TASK PROMPT: Output the material exactly, but drop every image it holds.

EXTRACTED MATERIAL:
>>>
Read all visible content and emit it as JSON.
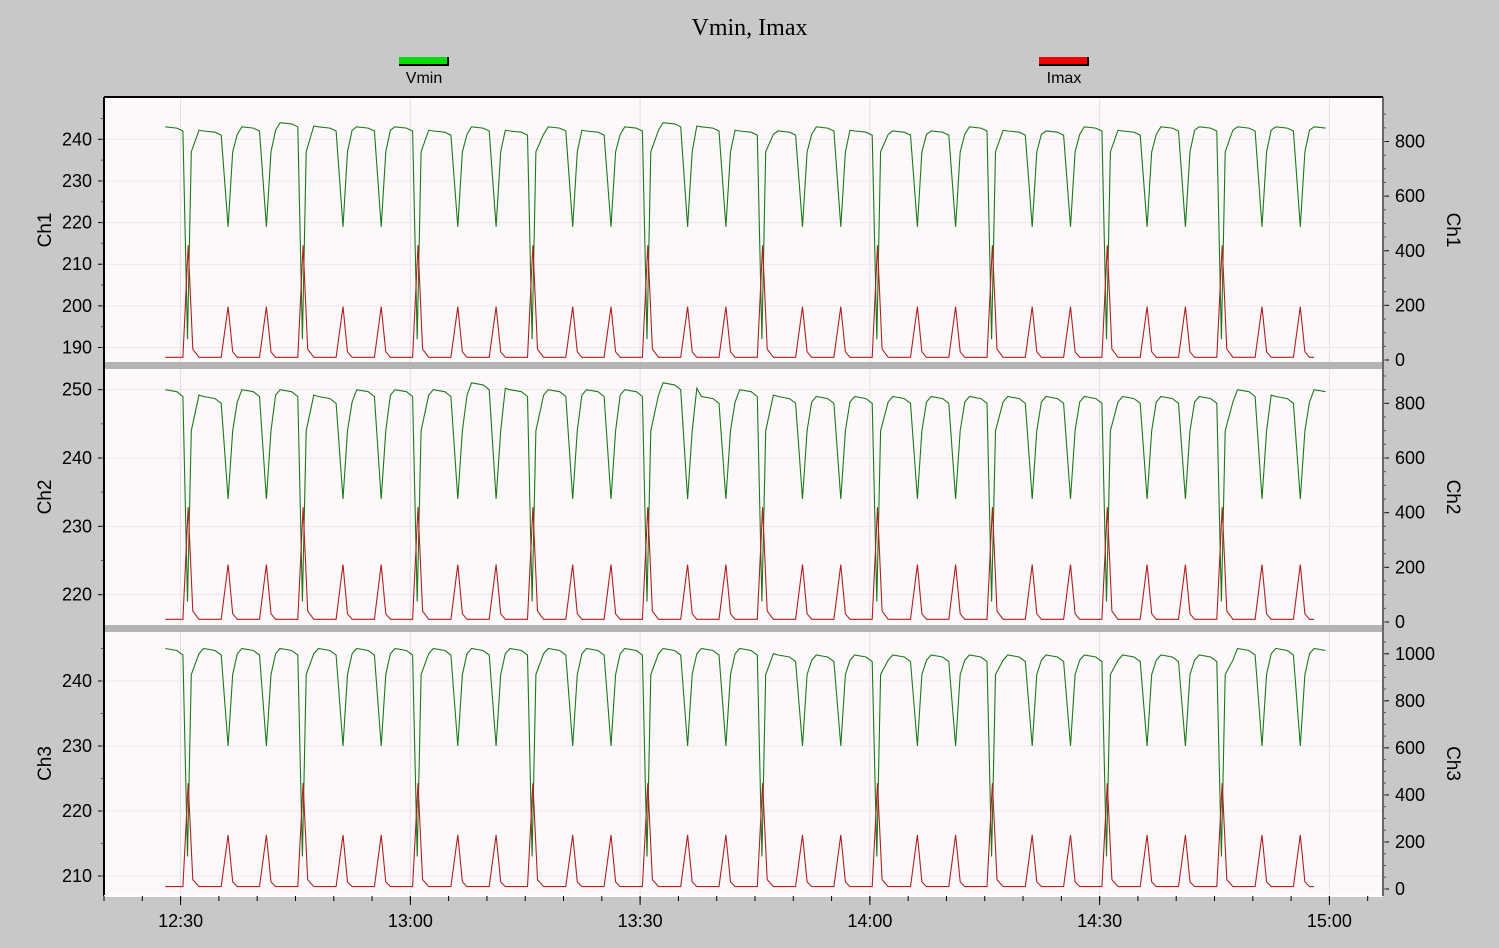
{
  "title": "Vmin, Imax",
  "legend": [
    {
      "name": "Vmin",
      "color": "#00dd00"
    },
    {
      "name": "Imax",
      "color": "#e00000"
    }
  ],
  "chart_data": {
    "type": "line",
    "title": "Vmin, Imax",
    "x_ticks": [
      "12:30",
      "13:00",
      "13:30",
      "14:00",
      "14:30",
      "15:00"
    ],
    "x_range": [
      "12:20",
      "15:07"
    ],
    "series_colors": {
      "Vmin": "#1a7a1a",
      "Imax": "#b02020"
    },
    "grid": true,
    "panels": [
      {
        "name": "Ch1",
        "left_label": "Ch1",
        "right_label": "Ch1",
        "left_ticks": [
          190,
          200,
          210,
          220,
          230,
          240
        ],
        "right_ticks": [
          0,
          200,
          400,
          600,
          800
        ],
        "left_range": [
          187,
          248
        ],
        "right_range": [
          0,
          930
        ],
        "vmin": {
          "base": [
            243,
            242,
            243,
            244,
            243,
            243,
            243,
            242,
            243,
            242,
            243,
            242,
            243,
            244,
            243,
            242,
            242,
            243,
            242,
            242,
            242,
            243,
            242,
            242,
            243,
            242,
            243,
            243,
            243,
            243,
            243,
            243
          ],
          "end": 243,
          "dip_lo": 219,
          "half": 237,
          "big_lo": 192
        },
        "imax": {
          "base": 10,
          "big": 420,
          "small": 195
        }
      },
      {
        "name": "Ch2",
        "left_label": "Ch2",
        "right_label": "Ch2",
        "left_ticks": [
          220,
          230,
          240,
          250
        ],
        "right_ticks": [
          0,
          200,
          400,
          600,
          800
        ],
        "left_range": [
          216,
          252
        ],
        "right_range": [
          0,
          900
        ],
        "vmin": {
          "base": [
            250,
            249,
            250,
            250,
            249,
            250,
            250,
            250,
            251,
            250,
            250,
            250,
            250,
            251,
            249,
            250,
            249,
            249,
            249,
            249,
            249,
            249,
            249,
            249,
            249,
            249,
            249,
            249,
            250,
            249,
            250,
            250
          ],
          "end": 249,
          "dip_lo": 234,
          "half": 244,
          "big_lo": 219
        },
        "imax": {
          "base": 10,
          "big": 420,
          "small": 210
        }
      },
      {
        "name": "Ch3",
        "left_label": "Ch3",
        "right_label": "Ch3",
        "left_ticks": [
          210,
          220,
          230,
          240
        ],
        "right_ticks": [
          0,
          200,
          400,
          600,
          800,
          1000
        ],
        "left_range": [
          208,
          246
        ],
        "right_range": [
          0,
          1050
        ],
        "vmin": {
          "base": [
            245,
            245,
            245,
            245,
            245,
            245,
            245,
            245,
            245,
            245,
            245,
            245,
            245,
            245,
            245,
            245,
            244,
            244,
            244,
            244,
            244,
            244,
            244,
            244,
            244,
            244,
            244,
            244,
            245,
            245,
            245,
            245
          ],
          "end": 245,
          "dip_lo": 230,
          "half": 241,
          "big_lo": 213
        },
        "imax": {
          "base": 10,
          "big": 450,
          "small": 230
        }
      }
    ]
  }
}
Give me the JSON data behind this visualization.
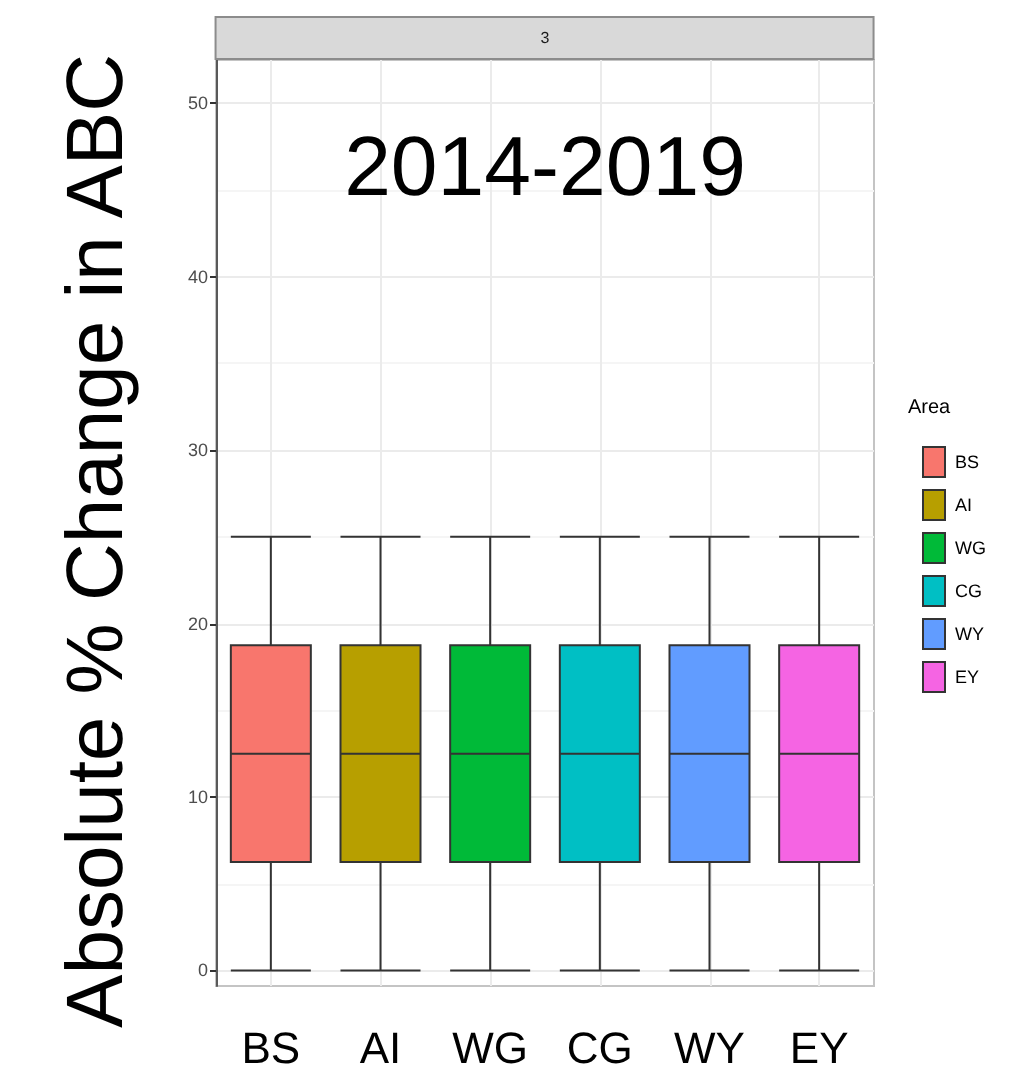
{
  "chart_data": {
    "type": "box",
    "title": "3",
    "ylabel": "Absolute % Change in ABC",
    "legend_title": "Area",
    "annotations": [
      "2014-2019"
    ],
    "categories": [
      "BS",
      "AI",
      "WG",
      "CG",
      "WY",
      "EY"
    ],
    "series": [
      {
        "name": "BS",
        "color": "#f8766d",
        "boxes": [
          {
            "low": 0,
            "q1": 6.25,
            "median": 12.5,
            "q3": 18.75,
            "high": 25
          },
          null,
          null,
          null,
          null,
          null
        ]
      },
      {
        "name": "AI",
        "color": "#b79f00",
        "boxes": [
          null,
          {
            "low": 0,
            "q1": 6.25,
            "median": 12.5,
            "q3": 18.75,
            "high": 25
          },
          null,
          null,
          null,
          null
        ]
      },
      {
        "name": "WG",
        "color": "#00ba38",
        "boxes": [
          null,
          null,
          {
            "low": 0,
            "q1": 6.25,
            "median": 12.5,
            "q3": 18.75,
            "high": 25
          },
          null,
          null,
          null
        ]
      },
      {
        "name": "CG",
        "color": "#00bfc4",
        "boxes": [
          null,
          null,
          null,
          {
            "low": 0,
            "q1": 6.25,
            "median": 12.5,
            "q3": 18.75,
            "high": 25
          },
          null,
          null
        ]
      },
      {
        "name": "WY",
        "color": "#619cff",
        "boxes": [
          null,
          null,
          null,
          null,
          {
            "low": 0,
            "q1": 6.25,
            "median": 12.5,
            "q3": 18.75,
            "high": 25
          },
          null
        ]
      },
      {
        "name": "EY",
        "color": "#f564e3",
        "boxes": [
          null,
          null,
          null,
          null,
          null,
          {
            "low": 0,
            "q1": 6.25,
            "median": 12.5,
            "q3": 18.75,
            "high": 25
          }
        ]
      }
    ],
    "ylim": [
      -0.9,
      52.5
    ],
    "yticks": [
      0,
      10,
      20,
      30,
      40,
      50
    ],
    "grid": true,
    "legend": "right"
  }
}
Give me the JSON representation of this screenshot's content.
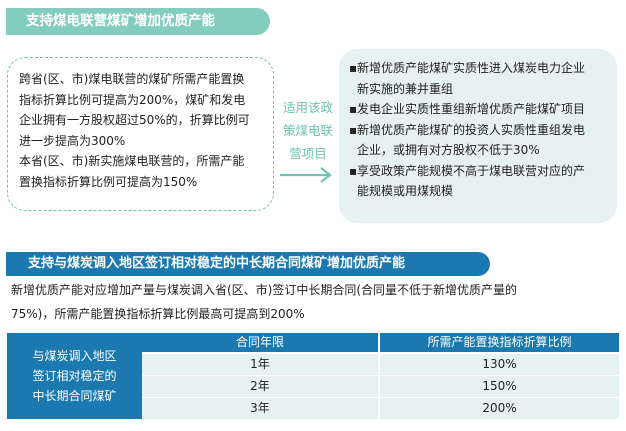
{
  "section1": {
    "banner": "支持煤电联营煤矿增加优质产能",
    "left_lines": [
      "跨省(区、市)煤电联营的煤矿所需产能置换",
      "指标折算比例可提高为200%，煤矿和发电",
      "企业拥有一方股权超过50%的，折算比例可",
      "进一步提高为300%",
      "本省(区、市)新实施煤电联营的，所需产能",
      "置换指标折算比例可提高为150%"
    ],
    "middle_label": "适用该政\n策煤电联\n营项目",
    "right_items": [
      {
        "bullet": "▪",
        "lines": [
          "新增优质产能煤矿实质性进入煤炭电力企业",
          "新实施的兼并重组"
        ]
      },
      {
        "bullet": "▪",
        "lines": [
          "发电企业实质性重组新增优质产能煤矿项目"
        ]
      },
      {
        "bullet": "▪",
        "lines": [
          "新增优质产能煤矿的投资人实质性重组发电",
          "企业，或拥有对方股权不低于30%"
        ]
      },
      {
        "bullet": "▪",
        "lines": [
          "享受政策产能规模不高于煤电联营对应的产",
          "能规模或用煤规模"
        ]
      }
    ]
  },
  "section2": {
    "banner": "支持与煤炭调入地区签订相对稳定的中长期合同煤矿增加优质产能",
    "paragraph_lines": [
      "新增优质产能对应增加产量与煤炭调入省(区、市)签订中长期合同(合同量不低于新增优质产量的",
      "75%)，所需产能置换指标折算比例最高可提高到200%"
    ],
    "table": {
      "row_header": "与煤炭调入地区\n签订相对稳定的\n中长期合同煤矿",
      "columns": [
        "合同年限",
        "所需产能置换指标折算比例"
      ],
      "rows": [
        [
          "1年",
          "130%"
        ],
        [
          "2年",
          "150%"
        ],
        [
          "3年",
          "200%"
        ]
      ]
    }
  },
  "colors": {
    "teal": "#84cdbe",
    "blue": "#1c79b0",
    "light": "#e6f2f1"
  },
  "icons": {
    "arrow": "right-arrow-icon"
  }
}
<<<
FINAL ANSWER:
Read all visible content and emit it as JSON.
{
  "title": "Vmin, Imax",
  "legend": [
    {
      "name": "Vmin",
      "color": "#00dd00"
    },
    {
      "name": "Imax",
      "color": "#e00000"
    }
  ],
  "chart_data": {
    "type": "line",
    "title": "Vmin, Imax",
    "x_ticks": [
      "12:30",
      "13:00",
      "13:30",
      "14:00",
      "14:30",
      "15:00"
    ],
    "x_range": [
      "12:20",
      "15:07"
    ],
    "series_colors": {
      "Vmin": "#1a7a1a",
      "Imax": "#b02020"
    },
    "grid": true,
    "panels": [
      {
        "name": "Ch1",
        "left_label": "Ch1",
        "right_label": "Ch1",
        "left_ticks": [
          190,
          200,
          210,
          220,
          230,
          240
        ],
        "right_ticks": [
          0,
          200,
          400,
          600,
          800
        ],
        "left_range": [
          187,
          248
        ],
        "right_range": [
          0,
          930
        ],
        "vmin": {
          "base": [
            243,
            242,
            243,
            244,
            243,
            243,
            243,
            242,
            243,
            242,
            243,
            242,
            243,
            244,
            243,
            242,
            242,
            243,
            242,
            242,
            242,
            243,
            242,
            242,
            243,
            242,
            243,
            243,
            243,
            243,
            243,
            243
          ],
          "end": 243,
          "dip_lo": 219,
          "half": 237,
          "big_lo": 192
        },
        "imax": {
          "base": 10,
          "big": 420,
          "small": 195
        }
      },
      {
        "name": "Ch2",
        "left_label": "Ch2",
        "right_label": "Ch2",
        "left_ticks": [
          220,
          230,
          240,
          250
        ],
        "right_ticks": [
          0,
          200,
          400,
          600,
          800
        ],
        "left_range": [
          216,
          252
        ],
        "right_range": [
          0,
          900
        ],
        "vmin": {
          "base": [
            250,
            249,
            250,
            250,
            249,
            250,
            250,
            250,
            251,
            250,
            250,
            250,
            250,
            251,
            249,
            250,
            249,
            249,
            249,
            249,
            249,
            249,
            249,
            249,
            249,
            249,
            249,
            249,
            250,
            249,
            250,
            250
          ],
          "end": 249,
          "dip_lo": 234,
          "half": 244,
          "big_lo": 219
        },
        "imax": {
          "base": 10,
          "big": 420,
          "small": 210
        }
      },
      {
        "name": "Ch3",
        "left_label": "Ch3",
        "right_label": "Ch3",
        "left_ticks": [
          210,
          220,
          230,
          240
        ],
        "right_ticks": [
          0,
          200,
          400,
          600,
          800,
          1000
        ],
        "left_range": [
          208,
          246
        ],
        "right_range": [
          0,
          1050
        ],
        "vmin": {
          "base": [
            245,
            245,
            245,
            245,
            245,
            245,
            245,
            245,
            245,
            245,
            245,
            245,
            245,
            245,
            245,
            245,
            244,
            244,
            244,
            244,
            244,
            244,
            244,
            244,
            244,
            244,
            244,
            244,
            245,
            245,
            245,
            245
          ],
          "end": 245,
          "dip_lo": 230,
          "half": 241,
          "big_lo": 213
        },
        "imax": {
          "base": 10,
          "big": 450,
          "small": 230
        }
      }
    ]
  }
}
Give me the JSON data behind this visualization.
{
  "chart_data": {
    "type": "box",
    "title": "3",
    "ylabel": "Absolute % Change in ABC",
    "legend_title": "Area",
    "annotations": [
      "2014-2019"
    ],
    "categories": [
      "BS",
      "AI",
      "WG",
      "CG",
      "WY",
      "EY"
    ],
    "series": [
      {
        "name": "BS",
        "color": "#f8766d",
        "boxes": [
          {
            "low": 0,
            "q1": 6.25,
            "median": 12.5,
            "q3": 18.75,
            "high": 25
          },
          null,
          null,
          null,
          null,
          null
        ]
      },
      {
        "name": "AI",
        "color": "#b79f00",
        "boxes": [
          null,
          {
            "low": 0,
            "q1": 6.25,
            "median": 12.5,
            "q3": 18.75,
            "high": 25
          },
          null,
          null,
          null,
          null
        ]
      },
      {
        "name": "WG",
        "color": "#00ba38",
        "boxes": [
          null,
          null,
          {
            "low": 0,
            "q1": 6.25,
            "median": 12.5,
            "q3": 18.75,
            "high": 25
          },
          null,
          null,
          null
        ]
      },
      {
        "name": "CG",
        "color": "#00bfc4",
        "boxes": [
          null,
          null,
          null,
          {
            "low": 0,
            "q1": 6.25,
            "median": 12.5,
            "q3": 18.75,
            "high": 25
          },
          null,
          null
        ]
      },
      {
        "name": "WY",
        "color": "#619cff",
        "boxes": [
          null,
          null,
          null,
          null,
          {
            "low": 0,
            "q1": 6.25,
            "median": 12.5,
            "q3": 18.75,
            "high": 25
          },
          null
        ]
      },
      {
        "name": "EY",
        "color": "#f564e3",
        "boxes": [
          null,
          null,
          null,
          null,
          null,
          {
            "low": 0,
            "q1": 6.25,
            "median": 12.5,
            "q3": 18.75,
            "high": 25
          }
        ]
      }
    ],
    "ylim": [
      -0.9,
      52.5
    ],
    "yticks": [
      0,
      10,
      20,
      30,
      40,
      50
    ],
    "grid": true,
    "legend": "right"
  }
}
Give me the JSON representation of this screenshot's content.
{
  "section1": {
    "banner": "支持煤电联营煤矿增加优质产能",
    "left_lines": [
      "跨省(区、市)煤电联营的煤矿所需产能置换",
      "指标折算比例可提高为200%，煤矿和发电",
      "企业拥有一方股权超过50%的，折算比例可",
      "进一步提高为300%",
      "本省(区、市)新实施煤电联营的，所需产能",
      "置换指标折算比例可提高为150%"
    ],
    "middle_label": "适用该政\n策煤电联\n营项目",
    "right_items": [
      {
        "bullet": "▪",
        "lines": [
          "新增优质产能煤矿实质性进入煤炭电力企业",
          "新实施的兼并重组"
        ]
      },
      {
        "bullet": "▪",
        "lines": [
          "发电企业实质性重组新增优质产能煤矿项目"
        ]
      },
      {
        "bullet": "▪",
        "lines": [
          "新增优质产能煤矿的投资人实质性重组发电",
          "企业，或拥有对方股权不低于30%"
        ]
      },
      {
        "bullet": "▪",
        "lines": [
          "享受政策产能规模不高于煤电联营对应的产",
          "能规模或用煤规模"
        ]
      }
    ]
  },
  "section2": {
    "banner": "支持与煤炭调入地区签订相对稳定的中长期合同煤矿增加优质产能",
    "paragraph_lines": [
      "新增优质产能对应增加产量与煤炭调入省(区、市)签订中长期合同(合同量不低于新增优质产量的",
      "75%)，所需产能置换指标折算比例最高可提高到200%"
    ],
    "table": {
      "row_header": "与煤炭调入地区\n签订相对稳定的\n中长期合同煤矿",
      "columns": [
        "合同年限",
        "所需产能置换指标折算比例"
      ],
      "rows": [
        [
          "1年",
          "130%"
        ],
        [
          "2年",
          "150%"
        ],
        [
          "3年",
          "200%"
        ]
      ]
    }
  },
  "colors": {
    "teal": "#84cdbe",
    "blue": "#1c79b0",
    "light": "#e6f2f1"
  },
  "icons": {
    "arrow": "right-arrow-icon"
  }
}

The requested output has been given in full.